::: PROVIDED ENTRIES

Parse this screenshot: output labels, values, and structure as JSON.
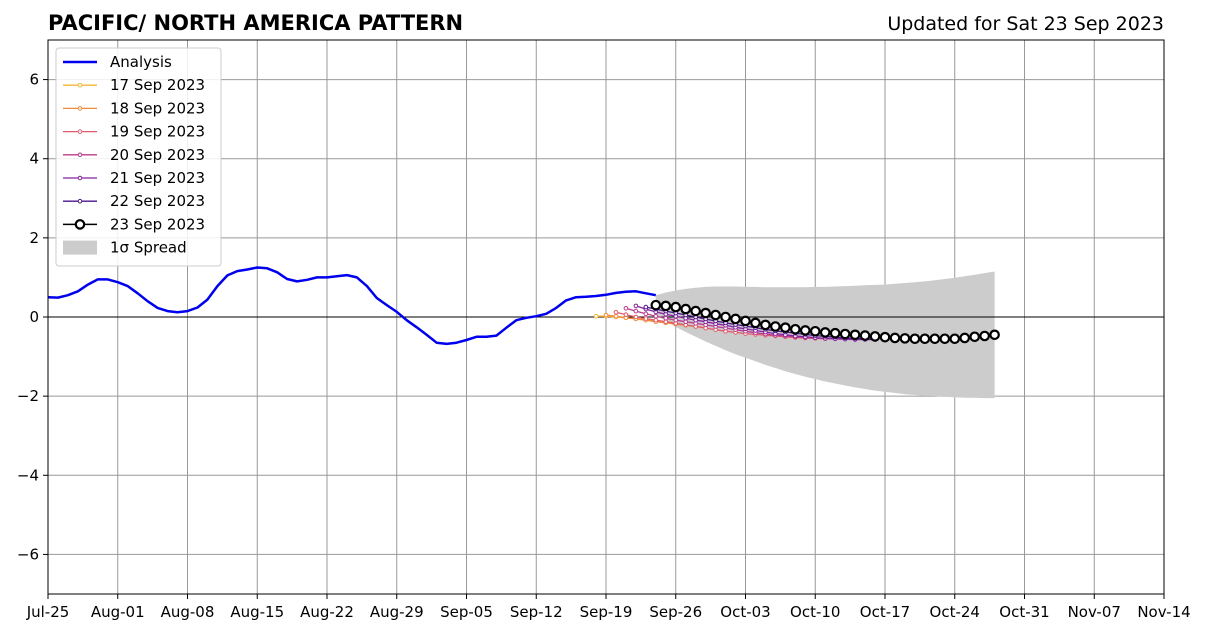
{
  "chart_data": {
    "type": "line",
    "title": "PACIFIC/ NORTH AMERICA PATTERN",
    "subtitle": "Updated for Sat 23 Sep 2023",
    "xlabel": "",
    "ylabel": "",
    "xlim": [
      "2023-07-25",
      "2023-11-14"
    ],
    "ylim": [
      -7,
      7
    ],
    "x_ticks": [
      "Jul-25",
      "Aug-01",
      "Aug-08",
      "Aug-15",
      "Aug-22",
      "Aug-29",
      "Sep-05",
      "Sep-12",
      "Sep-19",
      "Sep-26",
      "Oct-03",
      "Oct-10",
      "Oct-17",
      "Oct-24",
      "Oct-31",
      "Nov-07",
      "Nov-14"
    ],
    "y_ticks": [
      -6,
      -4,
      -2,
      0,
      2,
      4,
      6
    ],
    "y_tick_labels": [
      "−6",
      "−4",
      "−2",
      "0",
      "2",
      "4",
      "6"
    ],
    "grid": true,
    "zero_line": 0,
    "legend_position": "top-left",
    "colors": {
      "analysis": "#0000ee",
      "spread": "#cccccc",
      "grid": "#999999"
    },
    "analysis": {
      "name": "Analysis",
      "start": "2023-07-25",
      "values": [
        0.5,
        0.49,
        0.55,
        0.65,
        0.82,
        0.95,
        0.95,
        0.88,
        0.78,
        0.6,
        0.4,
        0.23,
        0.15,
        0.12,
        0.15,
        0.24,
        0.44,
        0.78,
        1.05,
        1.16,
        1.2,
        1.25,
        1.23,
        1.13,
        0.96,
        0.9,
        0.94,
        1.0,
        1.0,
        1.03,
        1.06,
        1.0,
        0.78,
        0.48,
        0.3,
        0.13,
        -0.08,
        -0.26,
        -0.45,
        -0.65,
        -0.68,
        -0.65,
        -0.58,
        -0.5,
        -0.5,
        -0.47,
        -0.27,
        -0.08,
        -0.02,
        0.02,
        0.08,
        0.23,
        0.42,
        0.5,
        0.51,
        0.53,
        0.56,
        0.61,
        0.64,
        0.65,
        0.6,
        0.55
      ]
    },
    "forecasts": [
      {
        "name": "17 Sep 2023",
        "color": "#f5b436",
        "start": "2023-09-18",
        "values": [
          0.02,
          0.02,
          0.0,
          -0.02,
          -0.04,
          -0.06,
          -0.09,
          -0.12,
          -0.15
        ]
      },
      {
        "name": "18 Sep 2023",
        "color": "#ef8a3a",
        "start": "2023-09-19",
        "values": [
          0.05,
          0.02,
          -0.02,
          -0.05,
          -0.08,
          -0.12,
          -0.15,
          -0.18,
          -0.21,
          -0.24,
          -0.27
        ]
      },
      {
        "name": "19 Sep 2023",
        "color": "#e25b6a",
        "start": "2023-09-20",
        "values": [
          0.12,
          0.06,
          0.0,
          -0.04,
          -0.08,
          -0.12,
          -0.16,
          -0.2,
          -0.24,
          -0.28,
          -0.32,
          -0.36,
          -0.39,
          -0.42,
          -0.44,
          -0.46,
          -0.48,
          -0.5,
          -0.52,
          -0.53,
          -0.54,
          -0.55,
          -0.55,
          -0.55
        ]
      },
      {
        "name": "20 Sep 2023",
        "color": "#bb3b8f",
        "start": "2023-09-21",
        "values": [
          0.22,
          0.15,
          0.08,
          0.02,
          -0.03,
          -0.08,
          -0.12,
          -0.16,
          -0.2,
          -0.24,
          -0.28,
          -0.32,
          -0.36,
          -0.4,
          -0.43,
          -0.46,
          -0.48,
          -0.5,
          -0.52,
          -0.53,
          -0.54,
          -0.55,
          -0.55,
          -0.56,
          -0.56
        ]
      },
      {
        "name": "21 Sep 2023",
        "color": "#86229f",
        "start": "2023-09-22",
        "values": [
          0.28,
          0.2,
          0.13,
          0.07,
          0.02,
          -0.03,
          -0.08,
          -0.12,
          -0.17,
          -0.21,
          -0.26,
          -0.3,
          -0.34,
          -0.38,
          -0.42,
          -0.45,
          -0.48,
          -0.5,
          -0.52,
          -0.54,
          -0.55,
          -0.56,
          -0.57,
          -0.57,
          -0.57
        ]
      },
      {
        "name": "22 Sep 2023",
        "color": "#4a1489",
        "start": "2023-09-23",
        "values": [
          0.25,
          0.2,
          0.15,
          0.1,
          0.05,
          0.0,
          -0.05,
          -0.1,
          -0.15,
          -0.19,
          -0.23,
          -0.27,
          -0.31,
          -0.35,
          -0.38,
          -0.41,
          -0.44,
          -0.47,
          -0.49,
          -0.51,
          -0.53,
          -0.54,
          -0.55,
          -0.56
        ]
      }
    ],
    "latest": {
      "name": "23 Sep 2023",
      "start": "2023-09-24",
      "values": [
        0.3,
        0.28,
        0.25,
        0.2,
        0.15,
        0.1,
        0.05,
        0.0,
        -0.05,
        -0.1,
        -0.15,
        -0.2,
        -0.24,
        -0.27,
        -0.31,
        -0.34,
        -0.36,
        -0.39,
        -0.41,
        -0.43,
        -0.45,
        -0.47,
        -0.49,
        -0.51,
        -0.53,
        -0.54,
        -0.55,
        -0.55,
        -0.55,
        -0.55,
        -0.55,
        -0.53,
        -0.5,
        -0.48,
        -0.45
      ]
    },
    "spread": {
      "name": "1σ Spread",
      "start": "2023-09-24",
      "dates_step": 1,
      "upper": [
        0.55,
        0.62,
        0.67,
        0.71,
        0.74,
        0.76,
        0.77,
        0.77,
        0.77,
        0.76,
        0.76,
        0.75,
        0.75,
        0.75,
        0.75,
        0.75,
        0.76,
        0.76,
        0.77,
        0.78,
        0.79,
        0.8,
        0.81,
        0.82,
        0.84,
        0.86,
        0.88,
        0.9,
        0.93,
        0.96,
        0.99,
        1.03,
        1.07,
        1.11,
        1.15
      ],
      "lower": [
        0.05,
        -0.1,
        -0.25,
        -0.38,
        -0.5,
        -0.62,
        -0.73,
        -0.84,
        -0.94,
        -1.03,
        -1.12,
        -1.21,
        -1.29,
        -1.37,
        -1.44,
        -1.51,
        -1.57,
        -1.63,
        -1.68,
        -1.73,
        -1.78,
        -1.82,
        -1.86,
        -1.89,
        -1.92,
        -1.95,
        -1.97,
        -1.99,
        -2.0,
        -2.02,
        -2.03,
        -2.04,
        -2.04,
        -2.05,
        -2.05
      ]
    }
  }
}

::::::
::: PROVIDED ENTRIES

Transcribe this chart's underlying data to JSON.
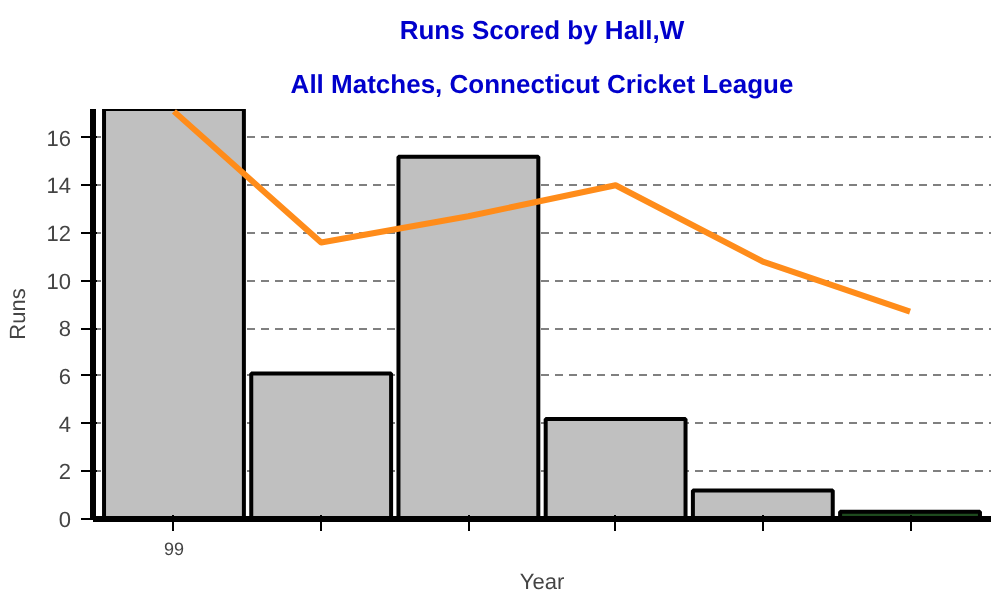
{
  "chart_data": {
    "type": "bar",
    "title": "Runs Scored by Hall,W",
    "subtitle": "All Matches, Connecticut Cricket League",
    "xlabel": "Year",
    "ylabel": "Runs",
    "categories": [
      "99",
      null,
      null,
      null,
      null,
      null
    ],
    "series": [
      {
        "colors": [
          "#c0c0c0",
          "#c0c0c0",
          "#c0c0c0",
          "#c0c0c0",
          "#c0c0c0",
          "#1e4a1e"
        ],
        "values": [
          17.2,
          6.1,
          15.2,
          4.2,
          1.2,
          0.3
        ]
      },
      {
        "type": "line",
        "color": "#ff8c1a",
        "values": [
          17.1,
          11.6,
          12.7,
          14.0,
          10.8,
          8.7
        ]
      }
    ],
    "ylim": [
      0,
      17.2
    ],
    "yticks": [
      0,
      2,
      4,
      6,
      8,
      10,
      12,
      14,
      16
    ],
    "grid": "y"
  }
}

::::::

- **PROMPT**: In the entries above, how many lines contain the word "JSON"? Answer with the number only.

- **THE RESPONSE**: 2